Stated goal: Render the records below as a Markdown table with two columns, Number and Text, giving each nonblank line its own numbered row and skipping blank lines. Leave the pictures out.

Supplied records:
************

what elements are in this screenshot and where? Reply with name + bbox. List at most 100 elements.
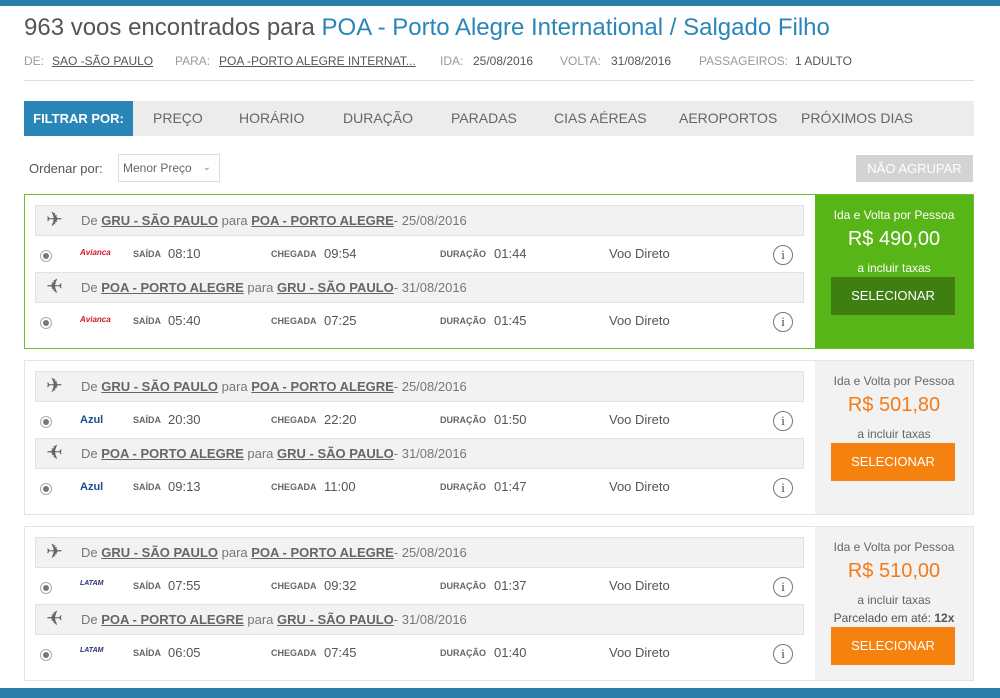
flight-type: Voo Direto [609, 645, 670, 660]
leg-de: De [81, 280, 102, 295]
arrival-time: 22:20 [324, 412, 357, 427]
to-value[interactable]: POA -PORTO ALEGRE INTERNAT... [219, 54, 416, 68]
flight-row[interactable]: LATAM SAÍDA 07:55 CHEGADA 09:32 DURAÇÃO … [35, 570, 804, 606]
filter-tab-next-days[interactable]: PRÓXIMOS DIAS [801, 101, 913, 136]
leg-origin[interactable]: GRU - SÃO PAULO [101, 213, 218, 228]
select-button[interactable]: SELECIONAR [831, 627, 955, 665]
arrival-time: 11:00 [324, 479, 356, 494]
flight-row[interactable]: Avianca SAÍDA 05:40 CHEGADA 07:25 DURAÇÃ… [35, 305, 804, 341]
price-panel: Ida e Volta por Pessoa R$ 501,80 a inclu… [815, 361, 973, 514]
info-icon[interactable]: i [773, 577, 793, 597]
airline-logo: LATAM [80, 580, 104, 587]
leg-destination[interactable]: GRU - SÃO PAULO [277, 446, 394, 461]
leg-origin[interactable]: POA - PORTO ALEGRE [101, 280, 244, 295]
leg-destination[interactable]: GRU - SÃO PAULO [277, 612, 394, 627]
leg-date: - 25/08/2016 [393, 213, 467, 228]
flight-row[interactable]: Azul SAÍDA 20:30 CHEGADA 22:20 DURAÇÃO 0… [35, 404, 804, 440]
passengers-value: 1 ADULTO [795, 54, 852, 68]
departure-time: 08:10 [168, 246, 201, 261]
info-icon[interactable]: i [773, 644, 793, 664]
airplane-icon: ✈ [46, 442, 63, 464]
price-label: Ida e Volta por Pessoa [833, 540, 955, 554]
sort-select[interactable]: Menor Preço ⌄ [118, 154, 220, 182]
flight-radio[interactable] [40, 649, 52, 661]
airplane-icon: ✈ [46, 608, 63, 630]
airline-logo: Avianca [80, 248, 111, 257]
departure-time: 20:30 [168, 412, 201, 427]
leg-origin[interactable]: POA - PORTO ALEGRE [101, 446, 244, 461]
chevron-down-icon: ⌄ [202, 162, 211, 173]
filter-tab-time[interactable]: HORÁRIO [239, 101, 304, 136]
departure-time: 07:55 [168, 578, 201, 593]
filter-tab-price[interactable]: PREÇO [153, 101, 203, 136]
flight-radio[interactable] [40, 483, 52, 495]
flight-radio[interactable] [40, 582, 52, 594]
leg-de: De [81, 612, 102, 627]
leg-origin[interactable]: GRU - SÃO PAULO [101, 379, 218, 394]
result-card: ✈ De GRU - SÃO PAULO para POA - PORTO AL… [24, 360, 974, 515]
leg-origin[interactable]: GRU - SÃO PAULO [101, 545, 218, 560]
info-icon[interactable]: i [773, 478, 793, 498]
leg-de: De [81, 545, 102, 560]
filter-tab-airlines[interactable]: CIAS AÉREAS [554, 101, 647, 136]
result-card: ✈ De GRU - SÃO PAULO para POA - PORTO AL… [24, 194, 974, 349]
departure-label: SAÍDA [133, 249, 162, 259]
flight-row[interactable]: LATAM SAÍDA 06:05 CHEGADA 07:45 DURAÇÃO … [35, 637, 804, 673]
taxes-note: a incluir taxas [857, 593, 931, 607]
airline-logo: Azul [80, 414, 104, 426]
info-icon[interactable]: i [773, 245, 793, 265]
sort-value: Menor Preço [123, 161, 192, 175]
duration-value: 01:47 [494, 479, 527, 494]
leg-destination[interactable]: POA - PORTO ALEGRE [251, 213, 394, 228]
price-panel: Ida e Volta por Pessoa R$ 510,00 a inclu… [815, 527, 973, 680]
leg-destination[interactable]: GRU - SÃO PAULO [277, 280, 394, 295]
flight-radio[interactable] [40, 250, 52, 262]
departure-label: SAÍDA [133, 316, 162, 326]
departure-label: SAÍDA [133, 581, 162, 591]
filter-tab-stops[interactable]: PARADAS [451, 101, 517, 136]
flight-type: Voo Direto [609, 246, 670, 261]
arrival-label: CHEGADA [271, 249, 317, 259]
arrival-time: 07:25 [324, 313, 357, 328]
filter-heading: FILTRAR POR: [24, 101, 133, 136]
flight-radio[interactable] [40, 416, 52, 428]
leg-destination[interactable]: POA - PORTO ALEGRE [251, 545, 394, 560]
filter-tab-duration[interactable]: DURAÇÃO [343, 101, 413, 136]
duration-label: DURAÇÃO [440, 316, 486, 326]
leg-para: para [218, 213, 252, 228]
departure-time: 06:05 [168, 645, 201, 660]
depart-label: IDA: [440, 54, 464, 68]
leg-para: para [243, 446, 278, 461]
no-group-button[interactable]: NÃO AGRUPAR [856, 155, 973, 182]
installments-label: Parcelado em até: [833, 611, 935, 625]
airplane-icon: ✈ [46, 276, 63, 298]
from-value[interactable]: SAO -SÃO PAULO [52, 54, 153, 68]
top-bar [0, 0, 1000, 6]
arrival-time: 07:45 [324, 645, 357, 660]
filter-tab-airports[interactable]: AEROPORTOS [679, 101, 777, 136]
flight-row[interactable]: Avianca SAÍDA 08:10 CHEGADA 09:54 DURAÇÃ… [35, 238, 804, 274]
flight-radio[interactable] [40, 317, 52, 329]
return-label: VOLTA: [560, 54, 601, 68]
info-icon[interactable]: i [773, 411, 793, 431]
to-label: PARA: [175, 54, 211, 68]
airplane-icon: ✈ [46, 541, 63, 563]
flight-row[interactable]: Azul SAÍDA 09:13 CHEGADA 11:00 DURAÇÃO 0… [35, 471, 804, 507]
select-button[interactable]: SELECIONAR [831, 277, 955, 315]
leg-origin[interactable]: POA - PORTO ALEGRE [101, 612, 244, 627]
filter-bar: FILTRAR POR: PREÇO HORÁRIO DURAÇÃO PARAD… [24, 101, 974, 136]
select-button[interactable]: SELECIONAR [831, 443, 955, 481]
arrival-label: CHEGADA [271, 415, 317, 425]
price-amount: R$ 510,00 [847, 560, 941, 582]
bottom-bar [0, 688, 1000, 698]
leg-header: ✈ De POA - PORTO ALEGRE para GRU - SÃO P… [35, 272, 804, 303]
title-destination: POA - Porto Alegre International / Salga… [321, 14, 830, 41]
info-icon[interactable]: i [773, 312, 793, 332]
depart-value: 25/08/2016 [473, 54, 534, 68]
leg-destination[interactable]: POA - PORTO ALEGRE [251, 379, 394, 394]
duration-label: DURAÇÃO [440, 581, 486, 591]
airplane-icon: ✈ [46, 209, 63, 231]
leg-header: ✈ De GRU - SÃO PAULO para POA - PORTO AL… [35, 537, 804, 568]
departure-time: 09:13 [168, 479, 201, 494]
page-title: 963 voos encontrados para POA - Porto Al… [24, 14, 830, 42]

************

Written solution:
| Number | Text |
|---|---|
| 1 | what elements are in this screenshot and where? Reply with name + bbox. List at most 100 elements. |
| 2 | flight-type: Voo Direto [609, 645, 670, 660] |
| 3 | leg-de: De [81, 280, 102, 295] |
| 4 | arrival-time: 22:20 [324, 412, 357, 427] |
| 5 | to-value[interactable]: POA -PORTO ALEGRE INTERNAT... [219, 54, 416, 68] |
| 6 | flight-row[interactable]: LATAM SAÍDA 07:55 CHEGADA 09:32 DURAÇÃO … [35, 570, 804, 606] |
| 7 | filter-tab-next-days[interactable]: PRÓXIMOS DIAS [801, 101, 913, 136] |
| 8 | leg-origin[interactable]: GRU - SÃO PAULO [101, 213, 218, 228] |
| 9 | select-button[interactable]: SELECIONAR [831, 627, 955, 665] |
| 10 | arrival-time: 11:00 [324, 479, 356, 494] |
| 11 | flight-row[interactable]: Avianca SAÍDA 05:40 CHEGADA 07:25 DURAÇÃ… [35, 305, 804, 341] |
| 12 | price-panel: Ida e Volta por Pessoa R$ 501,80 a inclu… [815, 361, 973, 514] |
| 13 | info-icon[interactable]: i [773, 577, 793, 597] |
| 14 | airline-logo: LATAM [80, 580, 104, 587] |
| 15 | leg-destination[interactable]: GRU - SÃO PAULO [277, 446, 394, 461] |
| 16 | leg-origin[interactable]: POA - PORTO ALEGRE [101, 280, 244, 295] |
| 17 | leg-destination[interactable]: GRU - SÃO PAULO [277, 612, 394, 627] |
| 18 | leg-date: - 25/08/2016 [393, 213, 467, 228] |
| 19 | flight-row[interactable]: Azul SAÍDA 20:30 CHEGADA 22:20 DURAÇÃO 0… [35, 404, 804, 440] |
| 20 | passengers-value: 1 ADULTO [795, 54, 852, 68] |
| 21 | departure-time: 08:10 [168, 246, 201, 261] |
| 22 | info-icon[interactable]: i [773, 644, 793, 664] |
| 23 | airplane-icon: ✈ [46, 442, 63, 464] |
| 24 | price-label: Ida e Volta por Pessoa [833, 540, 955, 554] |
| 25 | sort-select[interactable]: Menor Preço ⌄ [118, 154, 220, 182] |
| 26 | flight-radio[interactable] [40, 649, 52, 661] |
| 27 | airplane-icon: ✈ [46, 608, 63, 630] |
| 28 | airline-logo: Avianca [80, 248, 111, 257] |
| 29 | departure-time: 20:30 [168, 412, 201, 427] |
| 30 | leg-origin[interactable]: POA - PORTO ALEGRE [101, 446, 244, 461] |
| 31 | chevron-down-icon: ⌄ [202, 162, 211, 173] |
| 32 | filter-tab-time[interactable]: HORÁRIO [239, 101, 304, 136] |
| 33 | departure-time: 07:55 [168, 578, 201, 593] |
| 34 | filter-tab-price[interactable]: PREÇO [153, 101, 203, 136] |
| 35 | flight-radio[interactable] [40, 483, 52, 495] |
| 36 | flight-radio[interactable] [40, 582, 52, 594] |
| 37 | leg-de: De [81, 612, 102, 627] |
| 38 | leg-origin[interactable]: GRU - SÃO PAULO [101, 379, 218, 394] |
| 39 | result-card: ✈ De GRU - SÃO PAULO para POA - PORTO AL… [24, 360, 974, 515] |
| 40 | leg-origin[interactable]: GRU - SÃO PAULO [101, 545, 218, 560] |
| 41 | info-icon[interactable]: i [773, 478, 793, 498] |
| 42 | leg-de: De [81, 545, 102, 560] |
| 43 | filter-tab-airlines[interactable]: CIAS AÉREAS [554, 101, 647, 136] |
| 44 | result-card: ✈ De GRU - SÃO PAULO para POA - PORTO AL… [24, 194, 974, 349] |
| 45 | departure-label: SAÍDA [133, 249, 162, 259] |
| 46 | flight-row[interactable]: LATAM SAÍDA 06:05 CHEGADA 07:45 DURAÇÃO … [35, 637, 804, 673] |
| 47 | taxes-note: a incluir taxas [857, 593, 931, 607] |
| 48 | airline-logo: Azul [80, 414, 104, 426] |
| 49 | info-icon[interactable]: i [773, 245, 793, 265] |
| 50 | sort-value: Menor Preço [123, 161, 192, 175] |
| 51 | duration-value: 01:47 [494, 479, 527, 494] |
| 52 | leg-destination[interactable]: POA - PORTO ALEGRE [251, 213, 394, 228] |
| 53 | price-panel: Ida e Volta por Pessoa R$ 510,00 a inclu… [815, 527, 973, 680] |
| 54 | leg-destination[interactable]: GRU - SÃO PAULO [277, 280, 394, 295] |
| 55 | flight-radio[interactable] [40, 250, 52, 262] |
| 56 | departure-label: SAÍDA [133, 316, 162, 326] |
| 57 | departure-label: SAÍDA [133, 581, 162, 591] |
| 58 | filter-tab-stops[interactable]: PARADAS [451, 101, 517, 136] |
| 59 | flight-type: Voo Direto [609, 246, 670, 261] |
| 60 | arrival-label: CHEGADA [271, 249, 317, 259] |
| 61 | arrival-time: 07:25 [324, 313, 357, 328] |
| 62 | filter-heading: FILTRAR POR: [24, 101, 133, 136] |
| 63 | flight-radio[interactable] [40, 416, 52, 428] |
| 64 | leg-destination[interactable]: POA - PORTO ALEGRE [251, 545, 394, 560] |
| 65 | filter-tab-duration[interactable]: DURAÇÃO [343, 101, 413, 136] |
| 66 | duration-label: DURAÇÃO [440, 316, 486, 326] |
| 67 | leg-para: para [218, 213, 252, 228] |
| 68 | departure-time: 06:05 [168, 645, 201, 660] |
| 69 | depart-label: IDA: [440, 54, 464, 68] |
| 70 | leg-para: para [243, 446, 278, 461] |
| 71 | no-group-button[interactable]: NÃO AGRUPAR [856, 155, 973, 182] |
| 72 | installments-label: Parcelado em até: [833, 611, 935, 625] |
| 73 | airplane-icon: ✈ [46, 276, 63, 298] |
| 74 | from-value[interactable]: SAO -SÃO PAULO [52, 54, 153, 68] |
| 75 | top-bar [0, 0, 1000, 6] |
| 76 | arrival-time: 07:45 [324, 645, 357, 660] |
| 77 | filter-tab-airports[interactable]: AEROPORTOS [679, 101, 777, 136] |
| 78 | flight-row[interactable]: Avianca SAÍDA 08:10 CHEGADA 09:54 DURAÇÃ… [35, 238, 804, 274] |
| 79 | flight-radio[interactable] [40, 317, 52, 329] |
| 80 | return-label: VOLTA: [560, 54, 601, 68] |
| 81 | info-icon[interactable]: i [773, 411, 793, 431] |
| 82 | to-label: PARA: [175, 54, 211, 68] |
| 83 | airplane-icon: ✈ [46, 541, 63, 563] |
| 84 | flight-row[interactable]: Azul SAÍDA 09:13 CHEGADA 11:00 DURAÇÃO 0… [35, 471, 804, 507] |
| 85 | select-button[interactable]: SELECIONAR [831, 277, 955, 315] |
| 86 | leg-origin[interactable]: POA - PORTO ALEGRE [101, 612, 244, 627] |
| 87 | filter-bar: FILTRAR POR: PREÇO HORÁRIO DURAÇÃO PARAD… [24, 101, 974, 136] |
| 88 | select-button[interactable]: SELECIONAR [831, 443, 955, 481] |
| 89 | arrival-label: CHEGADA [271, 415, 317, 425] |
| 90 | price-amount: R$ 510,00 [847, 560, 941, 582] |
| 91 | bottom-bar [0, 688, 1000, 698] |
| 92 | leg-header: ✈ De POA - PORTO ALEGRE para GRU - SÃO P… [35, 272, 804, 303] |
| 93 | title-destination: POA - Porto Alegre International / Salga… [321, 14, 830, 41] |
| 94 | info-icon[interactable]: i [773, 312, 793, 332] |
| 95 | depart-value: 25/08/2016 [473, 54, 534, 68] |
| 96 | leg-destination[interactable]: POA - PORTO ALEGRE [251, 379, 394, 394] |
| 97 | duration-label: DURAÇÃO [440, 581, 486, 591] |
| 98 | airplane-icon: ✈ [46, 209, 63, 231] |
| 99 | leg-header: ✈ De GRU - SÃO PAULO para POA - PORTO AL… [35, 537, 804, 568] |
| 100 | departure-time: 09:13 [168, 479, 201, 494] |
| 101 | page-title: 963 voos encontrados para POA - Porto Al… [24, 14, 830, 42] |